Aim of the exercise: Extract every line that contains the string "marker".
start
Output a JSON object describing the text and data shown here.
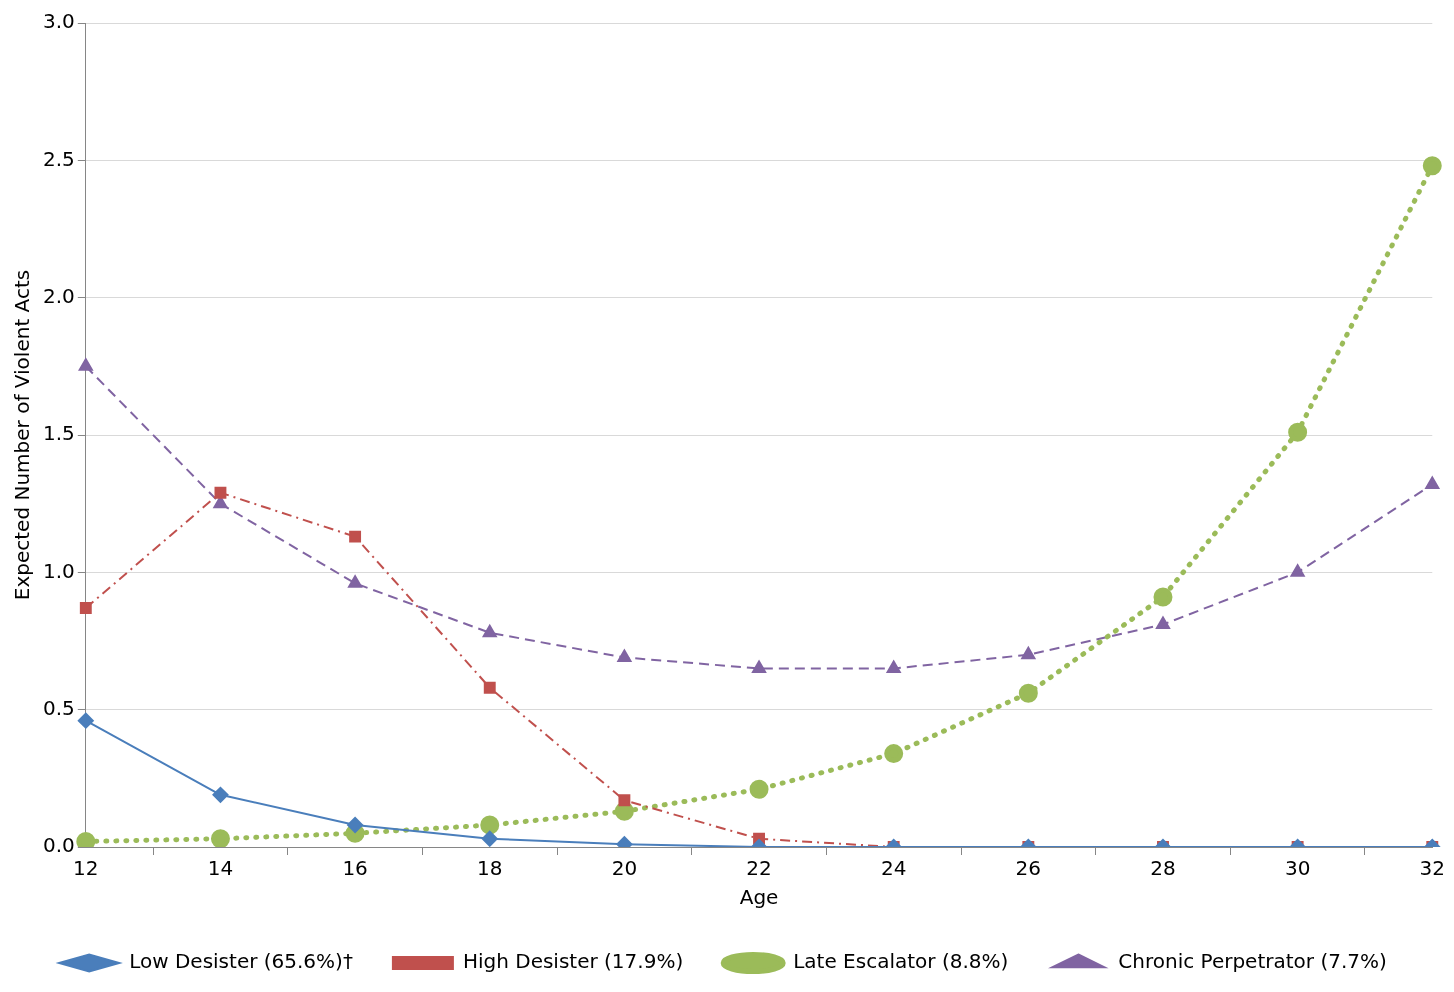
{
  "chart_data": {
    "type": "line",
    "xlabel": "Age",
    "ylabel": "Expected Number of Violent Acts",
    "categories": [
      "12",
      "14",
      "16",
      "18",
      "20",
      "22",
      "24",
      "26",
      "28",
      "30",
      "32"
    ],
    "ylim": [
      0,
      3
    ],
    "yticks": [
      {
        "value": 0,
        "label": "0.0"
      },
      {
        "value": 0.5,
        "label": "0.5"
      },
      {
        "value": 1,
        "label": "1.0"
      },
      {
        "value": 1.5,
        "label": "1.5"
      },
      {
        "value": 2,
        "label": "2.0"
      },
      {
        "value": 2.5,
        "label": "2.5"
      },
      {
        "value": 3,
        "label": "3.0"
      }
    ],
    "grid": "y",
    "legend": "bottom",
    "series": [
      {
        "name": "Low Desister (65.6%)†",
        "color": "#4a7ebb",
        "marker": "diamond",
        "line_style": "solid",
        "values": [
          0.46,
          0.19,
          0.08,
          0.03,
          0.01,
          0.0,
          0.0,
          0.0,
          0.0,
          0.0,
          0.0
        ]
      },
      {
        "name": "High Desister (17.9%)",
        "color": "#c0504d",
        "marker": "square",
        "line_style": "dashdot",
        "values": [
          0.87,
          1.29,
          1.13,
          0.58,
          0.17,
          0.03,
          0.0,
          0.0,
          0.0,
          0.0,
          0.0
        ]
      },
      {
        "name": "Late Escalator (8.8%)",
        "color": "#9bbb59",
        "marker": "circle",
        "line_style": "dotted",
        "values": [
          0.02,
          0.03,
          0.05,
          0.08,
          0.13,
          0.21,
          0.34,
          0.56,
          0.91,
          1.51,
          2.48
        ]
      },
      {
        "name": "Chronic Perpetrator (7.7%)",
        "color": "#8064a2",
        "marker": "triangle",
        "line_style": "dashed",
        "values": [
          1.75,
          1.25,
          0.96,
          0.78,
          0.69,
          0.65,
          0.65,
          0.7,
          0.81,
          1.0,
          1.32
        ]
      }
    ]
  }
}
end
start
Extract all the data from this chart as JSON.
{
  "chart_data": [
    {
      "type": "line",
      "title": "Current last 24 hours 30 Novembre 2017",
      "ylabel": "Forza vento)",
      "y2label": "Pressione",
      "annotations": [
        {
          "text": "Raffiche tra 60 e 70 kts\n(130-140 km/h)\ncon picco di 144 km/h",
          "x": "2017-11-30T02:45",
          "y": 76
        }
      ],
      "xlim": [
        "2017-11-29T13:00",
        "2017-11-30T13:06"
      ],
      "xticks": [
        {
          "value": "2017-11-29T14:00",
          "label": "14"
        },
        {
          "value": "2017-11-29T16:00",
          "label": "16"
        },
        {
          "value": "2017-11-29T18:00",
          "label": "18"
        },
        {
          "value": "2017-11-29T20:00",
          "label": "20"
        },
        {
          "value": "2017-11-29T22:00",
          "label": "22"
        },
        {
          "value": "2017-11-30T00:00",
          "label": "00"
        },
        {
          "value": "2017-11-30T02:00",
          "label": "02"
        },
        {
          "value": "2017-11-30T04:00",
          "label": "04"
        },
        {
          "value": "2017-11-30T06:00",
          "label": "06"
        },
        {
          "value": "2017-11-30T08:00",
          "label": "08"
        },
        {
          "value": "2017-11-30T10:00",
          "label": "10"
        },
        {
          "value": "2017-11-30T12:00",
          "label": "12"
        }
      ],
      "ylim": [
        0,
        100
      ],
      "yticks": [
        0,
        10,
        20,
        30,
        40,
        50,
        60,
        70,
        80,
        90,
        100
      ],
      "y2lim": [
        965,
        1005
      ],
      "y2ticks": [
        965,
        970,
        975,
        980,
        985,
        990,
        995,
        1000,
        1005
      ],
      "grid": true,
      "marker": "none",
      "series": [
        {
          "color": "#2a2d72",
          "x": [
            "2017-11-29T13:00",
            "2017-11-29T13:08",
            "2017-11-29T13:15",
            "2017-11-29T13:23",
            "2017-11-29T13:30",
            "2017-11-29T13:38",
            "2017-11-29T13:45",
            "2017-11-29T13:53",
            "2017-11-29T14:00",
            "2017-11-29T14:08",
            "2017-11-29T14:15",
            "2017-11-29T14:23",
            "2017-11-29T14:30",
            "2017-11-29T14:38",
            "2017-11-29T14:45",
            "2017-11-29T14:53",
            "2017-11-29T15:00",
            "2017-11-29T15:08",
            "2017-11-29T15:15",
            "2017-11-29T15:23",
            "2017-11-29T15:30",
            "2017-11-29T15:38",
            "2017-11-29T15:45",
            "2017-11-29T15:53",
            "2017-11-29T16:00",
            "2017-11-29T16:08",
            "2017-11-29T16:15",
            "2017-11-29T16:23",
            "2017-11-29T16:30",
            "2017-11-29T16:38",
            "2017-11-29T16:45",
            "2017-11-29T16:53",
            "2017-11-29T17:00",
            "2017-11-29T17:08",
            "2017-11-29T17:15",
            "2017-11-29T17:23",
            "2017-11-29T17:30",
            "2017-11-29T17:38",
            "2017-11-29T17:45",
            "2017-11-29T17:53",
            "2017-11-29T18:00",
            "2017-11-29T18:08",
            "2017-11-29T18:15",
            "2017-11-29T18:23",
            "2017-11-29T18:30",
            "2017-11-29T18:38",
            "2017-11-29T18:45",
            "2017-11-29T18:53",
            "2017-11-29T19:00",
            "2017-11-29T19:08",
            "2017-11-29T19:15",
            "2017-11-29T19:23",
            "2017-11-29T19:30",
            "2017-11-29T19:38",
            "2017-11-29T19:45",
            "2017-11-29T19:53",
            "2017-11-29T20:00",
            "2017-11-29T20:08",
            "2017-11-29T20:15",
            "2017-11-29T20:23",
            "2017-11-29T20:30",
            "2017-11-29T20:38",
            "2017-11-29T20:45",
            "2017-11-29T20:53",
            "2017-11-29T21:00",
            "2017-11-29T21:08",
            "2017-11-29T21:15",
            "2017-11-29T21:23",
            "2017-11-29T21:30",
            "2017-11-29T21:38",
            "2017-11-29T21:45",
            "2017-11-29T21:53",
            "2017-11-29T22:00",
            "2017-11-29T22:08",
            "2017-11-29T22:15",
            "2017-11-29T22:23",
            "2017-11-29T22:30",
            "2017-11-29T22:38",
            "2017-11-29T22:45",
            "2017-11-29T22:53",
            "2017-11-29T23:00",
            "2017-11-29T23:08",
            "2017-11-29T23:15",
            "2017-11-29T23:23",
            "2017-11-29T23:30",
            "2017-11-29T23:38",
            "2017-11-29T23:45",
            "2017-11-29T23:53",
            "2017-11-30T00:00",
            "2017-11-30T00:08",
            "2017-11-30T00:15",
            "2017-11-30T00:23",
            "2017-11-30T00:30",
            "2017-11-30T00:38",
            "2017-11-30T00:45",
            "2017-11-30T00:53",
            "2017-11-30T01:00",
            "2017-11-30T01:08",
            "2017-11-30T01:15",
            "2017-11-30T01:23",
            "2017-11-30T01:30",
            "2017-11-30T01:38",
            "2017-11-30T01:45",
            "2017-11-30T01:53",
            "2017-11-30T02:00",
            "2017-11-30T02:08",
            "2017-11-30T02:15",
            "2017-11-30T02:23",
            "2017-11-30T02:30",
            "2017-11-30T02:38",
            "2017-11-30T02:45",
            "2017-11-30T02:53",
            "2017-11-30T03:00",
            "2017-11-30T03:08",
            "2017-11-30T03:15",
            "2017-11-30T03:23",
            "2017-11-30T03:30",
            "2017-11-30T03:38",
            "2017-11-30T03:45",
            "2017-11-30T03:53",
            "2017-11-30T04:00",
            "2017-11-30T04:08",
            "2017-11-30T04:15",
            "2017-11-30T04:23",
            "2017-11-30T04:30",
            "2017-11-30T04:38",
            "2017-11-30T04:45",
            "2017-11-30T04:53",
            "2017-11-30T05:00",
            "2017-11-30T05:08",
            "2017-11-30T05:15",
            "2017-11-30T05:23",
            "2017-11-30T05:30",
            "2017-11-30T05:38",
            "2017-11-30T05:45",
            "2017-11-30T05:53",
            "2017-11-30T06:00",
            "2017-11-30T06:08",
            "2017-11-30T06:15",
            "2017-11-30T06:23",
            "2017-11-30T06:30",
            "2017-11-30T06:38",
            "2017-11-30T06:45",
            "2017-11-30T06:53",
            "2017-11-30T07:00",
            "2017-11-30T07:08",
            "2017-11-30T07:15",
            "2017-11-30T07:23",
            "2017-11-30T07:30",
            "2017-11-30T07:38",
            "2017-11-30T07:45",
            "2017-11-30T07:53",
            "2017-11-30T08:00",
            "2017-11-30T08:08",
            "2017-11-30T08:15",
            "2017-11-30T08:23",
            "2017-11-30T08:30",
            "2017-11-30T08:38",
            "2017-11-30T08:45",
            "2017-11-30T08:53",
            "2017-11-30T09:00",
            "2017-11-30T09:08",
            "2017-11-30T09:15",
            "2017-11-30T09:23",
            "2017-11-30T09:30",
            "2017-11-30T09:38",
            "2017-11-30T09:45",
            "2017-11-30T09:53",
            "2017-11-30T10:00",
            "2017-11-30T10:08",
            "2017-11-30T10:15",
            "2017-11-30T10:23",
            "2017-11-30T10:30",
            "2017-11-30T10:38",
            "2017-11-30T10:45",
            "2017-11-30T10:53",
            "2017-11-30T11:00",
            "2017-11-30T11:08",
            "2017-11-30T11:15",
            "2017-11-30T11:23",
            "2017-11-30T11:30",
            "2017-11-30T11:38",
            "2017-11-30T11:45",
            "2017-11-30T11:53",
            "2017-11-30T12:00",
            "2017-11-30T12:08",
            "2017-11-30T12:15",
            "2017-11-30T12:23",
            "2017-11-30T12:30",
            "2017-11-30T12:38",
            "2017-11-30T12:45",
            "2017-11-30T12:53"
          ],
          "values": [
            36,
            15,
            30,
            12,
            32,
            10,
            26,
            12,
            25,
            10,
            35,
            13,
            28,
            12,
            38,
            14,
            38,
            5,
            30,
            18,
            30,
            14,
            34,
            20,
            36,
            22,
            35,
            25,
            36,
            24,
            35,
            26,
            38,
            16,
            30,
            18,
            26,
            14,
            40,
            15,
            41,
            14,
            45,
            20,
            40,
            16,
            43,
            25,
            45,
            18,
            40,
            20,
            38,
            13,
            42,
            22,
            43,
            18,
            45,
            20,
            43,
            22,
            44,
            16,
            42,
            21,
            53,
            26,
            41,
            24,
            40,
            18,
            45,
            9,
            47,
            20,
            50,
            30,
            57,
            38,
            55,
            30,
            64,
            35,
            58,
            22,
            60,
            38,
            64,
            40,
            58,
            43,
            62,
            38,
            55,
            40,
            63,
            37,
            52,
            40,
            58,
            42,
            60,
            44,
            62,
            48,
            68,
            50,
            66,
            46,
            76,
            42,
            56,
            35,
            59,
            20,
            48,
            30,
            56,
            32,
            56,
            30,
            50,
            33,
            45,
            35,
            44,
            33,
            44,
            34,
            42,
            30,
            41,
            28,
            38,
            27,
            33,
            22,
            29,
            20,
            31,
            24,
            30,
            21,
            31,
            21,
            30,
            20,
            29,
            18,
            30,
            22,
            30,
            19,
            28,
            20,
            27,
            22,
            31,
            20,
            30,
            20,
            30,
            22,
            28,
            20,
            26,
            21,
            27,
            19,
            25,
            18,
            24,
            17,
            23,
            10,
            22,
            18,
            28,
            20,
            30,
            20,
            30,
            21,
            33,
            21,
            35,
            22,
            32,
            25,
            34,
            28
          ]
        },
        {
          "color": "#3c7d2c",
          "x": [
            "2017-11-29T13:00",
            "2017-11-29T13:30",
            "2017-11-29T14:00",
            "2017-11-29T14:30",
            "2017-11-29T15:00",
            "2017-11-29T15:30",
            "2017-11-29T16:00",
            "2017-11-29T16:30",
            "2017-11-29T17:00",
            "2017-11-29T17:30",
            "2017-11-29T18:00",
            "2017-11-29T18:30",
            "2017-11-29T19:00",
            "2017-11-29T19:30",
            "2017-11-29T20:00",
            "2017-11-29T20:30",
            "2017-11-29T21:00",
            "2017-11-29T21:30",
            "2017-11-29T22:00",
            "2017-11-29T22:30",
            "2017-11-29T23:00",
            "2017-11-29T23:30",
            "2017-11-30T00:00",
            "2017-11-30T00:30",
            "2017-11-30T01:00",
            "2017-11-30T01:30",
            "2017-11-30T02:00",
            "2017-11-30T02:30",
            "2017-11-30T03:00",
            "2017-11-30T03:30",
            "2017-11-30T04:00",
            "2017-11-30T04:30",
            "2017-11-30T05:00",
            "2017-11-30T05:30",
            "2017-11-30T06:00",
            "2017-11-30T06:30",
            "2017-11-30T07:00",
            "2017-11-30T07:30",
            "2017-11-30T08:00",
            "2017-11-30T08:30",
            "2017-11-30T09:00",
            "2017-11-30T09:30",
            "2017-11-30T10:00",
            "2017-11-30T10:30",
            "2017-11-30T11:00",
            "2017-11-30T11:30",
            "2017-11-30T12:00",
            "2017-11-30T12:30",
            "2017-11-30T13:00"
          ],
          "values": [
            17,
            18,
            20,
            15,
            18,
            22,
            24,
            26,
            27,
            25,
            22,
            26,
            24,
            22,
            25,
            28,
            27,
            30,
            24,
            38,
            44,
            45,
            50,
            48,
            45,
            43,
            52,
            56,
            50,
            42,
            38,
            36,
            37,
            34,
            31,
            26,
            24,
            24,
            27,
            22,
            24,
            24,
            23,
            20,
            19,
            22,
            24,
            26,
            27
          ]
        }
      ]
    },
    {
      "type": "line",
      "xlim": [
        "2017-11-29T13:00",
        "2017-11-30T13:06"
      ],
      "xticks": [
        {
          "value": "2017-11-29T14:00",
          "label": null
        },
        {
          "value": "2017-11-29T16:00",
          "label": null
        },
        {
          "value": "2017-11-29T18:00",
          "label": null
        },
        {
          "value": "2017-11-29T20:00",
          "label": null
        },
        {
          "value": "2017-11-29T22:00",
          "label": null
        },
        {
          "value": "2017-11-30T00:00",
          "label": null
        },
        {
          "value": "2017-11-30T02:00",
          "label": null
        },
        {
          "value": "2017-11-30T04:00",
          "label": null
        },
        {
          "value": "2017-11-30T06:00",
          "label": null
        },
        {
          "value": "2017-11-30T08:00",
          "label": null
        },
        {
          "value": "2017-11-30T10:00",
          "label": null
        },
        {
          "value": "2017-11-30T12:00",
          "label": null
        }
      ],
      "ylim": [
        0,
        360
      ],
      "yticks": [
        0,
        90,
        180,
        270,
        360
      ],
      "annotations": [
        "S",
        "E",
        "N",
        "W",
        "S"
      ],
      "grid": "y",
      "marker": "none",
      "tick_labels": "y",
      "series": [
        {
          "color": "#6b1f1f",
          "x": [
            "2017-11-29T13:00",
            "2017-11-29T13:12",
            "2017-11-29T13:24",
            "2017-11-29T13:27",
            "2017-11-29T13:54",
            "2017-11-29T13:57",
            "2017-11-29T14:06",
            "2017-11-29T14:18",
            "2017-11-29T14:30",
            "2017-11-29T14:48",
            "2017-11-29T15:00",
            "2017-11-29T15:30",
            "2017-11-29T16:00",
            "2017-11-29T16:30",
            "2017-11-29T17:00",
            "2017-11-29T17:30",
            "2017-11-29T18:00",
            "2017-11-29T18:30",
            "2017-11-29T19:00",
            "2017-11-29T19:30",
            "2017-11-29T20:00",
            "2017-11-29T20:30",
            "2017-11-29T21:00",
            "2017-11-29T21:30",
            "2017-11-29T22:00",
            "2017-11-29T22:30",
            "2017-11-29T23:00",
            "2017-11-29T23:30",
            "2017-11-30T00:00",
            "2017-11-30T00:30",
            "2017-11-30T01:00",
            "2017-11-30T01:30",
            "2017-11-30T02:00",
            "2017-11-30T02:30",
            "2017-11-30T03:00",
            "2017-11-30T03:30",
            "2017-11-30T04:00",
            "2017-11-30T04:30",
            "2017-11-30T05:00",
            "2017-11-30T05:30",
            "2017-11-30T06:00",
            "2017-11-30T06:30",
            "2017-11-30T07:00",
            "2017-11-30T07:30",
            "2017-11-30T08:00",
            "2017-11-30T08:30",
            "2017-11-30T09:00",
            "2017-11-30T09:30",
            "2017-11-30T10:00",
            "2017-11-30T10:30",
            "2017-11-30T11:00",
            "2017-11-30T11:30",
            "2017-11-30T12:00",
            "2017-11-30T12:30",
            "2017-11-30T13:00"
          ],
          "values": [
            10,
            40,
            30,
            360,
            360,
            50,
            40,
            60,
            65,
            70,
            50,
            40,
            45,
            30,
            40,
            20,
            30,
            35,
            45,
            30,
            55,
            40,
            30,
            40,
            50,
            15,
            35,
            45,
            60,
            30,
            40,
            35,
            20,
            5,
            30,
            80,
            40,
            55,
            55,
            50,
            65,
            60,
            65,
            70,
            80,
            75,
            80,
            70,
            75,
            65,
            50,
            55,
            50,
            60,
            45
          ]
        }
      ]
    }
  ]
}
end
Solution for this problem:
        "marker": "diamond",
        "marker": "square",
        "marker": "circle",
        "marker": "triangle",
      "marker": "none",
      "marker": "none",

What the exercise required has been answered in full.